» What is expected:
Copy all of the following material word for word.

(Excerpts from a layout annotation set)
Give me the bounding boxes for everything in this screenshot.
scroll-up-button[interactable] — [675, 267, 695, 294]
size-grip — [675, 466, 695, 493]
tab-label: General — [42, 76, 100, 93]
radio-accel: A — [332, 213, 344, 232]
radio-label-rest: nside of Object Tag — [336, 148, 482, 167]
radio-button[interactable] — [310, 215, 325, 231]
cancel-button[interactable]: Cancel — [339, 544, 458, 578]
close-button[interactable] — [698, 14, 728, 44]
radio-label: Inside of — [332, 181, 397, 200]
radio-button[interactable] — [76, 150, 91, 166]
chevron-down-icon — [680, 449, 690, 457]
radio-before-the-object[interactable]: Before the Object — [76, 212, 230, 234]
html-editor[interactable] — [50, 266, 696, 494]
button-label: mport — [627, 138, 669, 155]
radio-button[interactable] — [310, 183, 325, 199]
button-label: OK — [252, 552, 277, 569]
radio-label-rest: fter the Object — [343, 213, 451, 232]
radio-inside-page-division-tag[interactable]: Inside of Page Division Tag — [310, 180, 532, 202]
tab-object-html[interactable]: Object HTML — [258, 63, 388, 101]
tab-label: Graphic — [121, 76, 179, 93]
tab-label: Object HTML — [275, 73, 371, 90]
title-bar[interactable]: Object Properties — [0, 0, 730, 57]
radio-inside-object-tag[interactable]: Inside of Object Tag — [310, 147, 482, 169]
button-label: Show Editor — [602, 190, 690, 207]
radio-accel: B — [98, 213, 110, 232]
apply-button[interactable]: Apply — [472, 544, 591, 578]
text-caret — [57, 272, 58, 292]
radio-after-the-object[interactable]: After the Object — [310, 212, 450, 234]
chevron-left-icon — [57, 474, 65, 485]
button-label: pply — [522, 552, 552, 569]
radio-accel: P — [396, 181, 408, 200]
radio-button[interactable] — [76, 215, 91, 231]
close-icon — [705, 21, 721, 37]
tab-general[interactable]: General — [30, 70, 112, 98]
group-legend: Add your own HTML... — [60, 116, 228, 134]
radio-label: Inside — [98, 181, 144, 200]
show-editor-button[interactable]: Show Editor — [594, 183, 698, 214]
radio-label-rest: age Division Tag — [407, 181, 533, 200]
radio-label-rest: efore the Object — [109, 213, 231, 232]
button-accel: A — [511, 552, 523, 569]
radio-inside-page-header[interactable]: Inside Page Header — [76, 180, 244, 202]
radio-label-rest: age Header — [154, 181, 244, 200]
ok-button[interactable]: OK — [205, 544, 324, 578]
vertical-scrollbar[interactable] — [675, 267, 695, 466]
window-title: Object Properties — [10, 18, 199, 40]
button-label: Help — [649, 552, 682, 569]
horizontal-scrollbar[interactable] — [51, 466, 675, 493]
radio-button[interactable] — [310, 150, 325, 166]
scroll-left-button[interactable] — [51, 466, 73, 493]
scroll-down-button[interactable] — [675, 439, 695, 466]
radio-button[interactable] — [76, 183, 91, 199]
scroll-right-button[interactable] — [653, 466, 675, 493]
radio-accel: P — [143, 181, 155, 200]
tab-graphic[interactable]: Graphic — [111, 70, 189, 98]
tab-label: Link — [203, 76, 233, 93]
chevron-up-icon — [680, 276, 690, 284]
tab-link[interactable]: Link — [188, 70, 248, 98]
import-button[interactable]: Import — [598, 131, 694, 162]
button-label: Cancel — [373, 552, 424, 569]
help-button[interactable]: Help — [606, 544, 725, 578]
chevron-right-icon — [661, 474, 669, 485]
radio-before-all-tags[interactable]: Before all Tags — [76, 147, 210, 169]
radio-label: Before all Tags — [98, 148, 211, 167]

» Solution:
Give me the bounding boxes for everything in this screenshot.
scroll-up-button[interactable] — [675, 267, 695, 294]
size-grip — [675, 466, 695, 493]
tab-label: General — [42, 76, 100, 93]
radio-accel: A — [332, 213, 344, 232]
radio-label-rest: nside of Object Tag — [336, 148, 482, 167]
radio-button[interactable] — [310, 215, 325, 231]
cancel-button[interactable]: Cancel — [339, 544, 458, 578]
close-button[interactable] — [698, 14, 728, 44]
radio-label: Inside of — [332, 181, 397, 200]
radio-button[interactable] — [76, 150, 91, 166]
chevron-down-icon — [680, 449, 690, 457]
radio-before-the-object[interactable]: Before the Object — [76, 212, 230, 234]
html-editor[interactable] — [50, 266, 696, 494]
button-label: mport — [627, 138, 669, 155]
radio-button[interactable] — [310, 183, 325, 199]
button-label: OK — [252, 552, 277, 569]
radio-label-rest: fter the Object — [343, 213, 451, 232]
radio-inside-page-division-tag[interactable]: Inside of Page Division Tag — [310, 180, 532, 202]
tab-object-html[interactable]: Object HTML — [258, 63, 388, 101]
tab-label: Graphic — [121, 76, 179, 93]
tab-label: Object HTML — [275, 73, 371, 90]
title-bar[interactable]: Object Properties — [0, 0, 730, 57]
radio-inside-object-tag[interactable]: Inside of Object Tag — [310, 147, 482, 169]
button-label: Show Editor — [602, 190, 690, 207]
radio-accel: B — [98, 213, 110, 232]
apply-button[interactable]: Apply — [472, 544, 591, 578]
text-caret — [57, 272, 58, 292]
radio-after-the-object[interactable]: After the Object — [310, 212, 450, 234]
chevron-left-icon — [57, 474, 65, 485]
button-label: pply — [522, 552, 552, 569]
radio-accel: P — [396, 181, 408, 200]
radio-button[interactable] — [76, 215, 91, 231]
close-icon — [705, 21, 721, 37]
tab-general[interactable]: General — [30, 70, 112, 98]
group-legend: Add your own HTML... — [60, 116, 228, 134]
radio-label: Inside — [98, 181, 144, 200]
show-editor-button[interactable]: Show Editor — [594, 183, 698, 214]
radio-label-rest: age Division Tag — [407, 181, 533, 200]
radio-label-rest: efore the Object — [109, 213, 231, 232]
button-accel: A — [511, 552, 523, 569]
radio-inside-page-header[interactable]: Inside Page Header — [76, 180, 244, 202]
radio-label-rest: age Header — [154, 181, 244, 200]
ok-button[interactable]: OK — [205, 544, 324, 578]
vertical-scrollbar[interactable] — [675, 267, 695, 466]
window-title: Object Properties — [10, 18, 199, 40]
button-label: Help — [649, 552, 682, 569]
horizontal-scrollbar[interactable] — [51, 466, 675, 493]
radio-button[interactable] — [310, 150, 325, 166]
scroll-left-button[interactable] — [51, 466, 73, 493]
scroll-down-button[interactable] — [675, 439, 695, 466]
radio-button[interactable] — [76, 183, 91, 199]
scroll-right-button[interactable] — [653, 466, 675, 493]
radio-accel: P — [143, 181, 155, 200]
tab-graphic[interactable]: Graphic — [111, 70, 189, 98]
tab-label: Link — [203, 76, 233, 93]
chevron-up-icon — [680, 276, 690, 284]
tab-link[interactable]: Link — [188, 70, 248, 98]
import-button[interactable]: Import — [598, 131, 694, 162]
button-label: Cancel — [373, 552, 424, 569]
help-button[interactable]: Help — [606, 544, 725, 578]
chevron-right-icon — [661, 474, 669, 485]
radio-before-all-tags[interactable]: Before all Tags — [76, 147, 210, 169]
radio-label: Before all Tags — [98, 148, 211, 167]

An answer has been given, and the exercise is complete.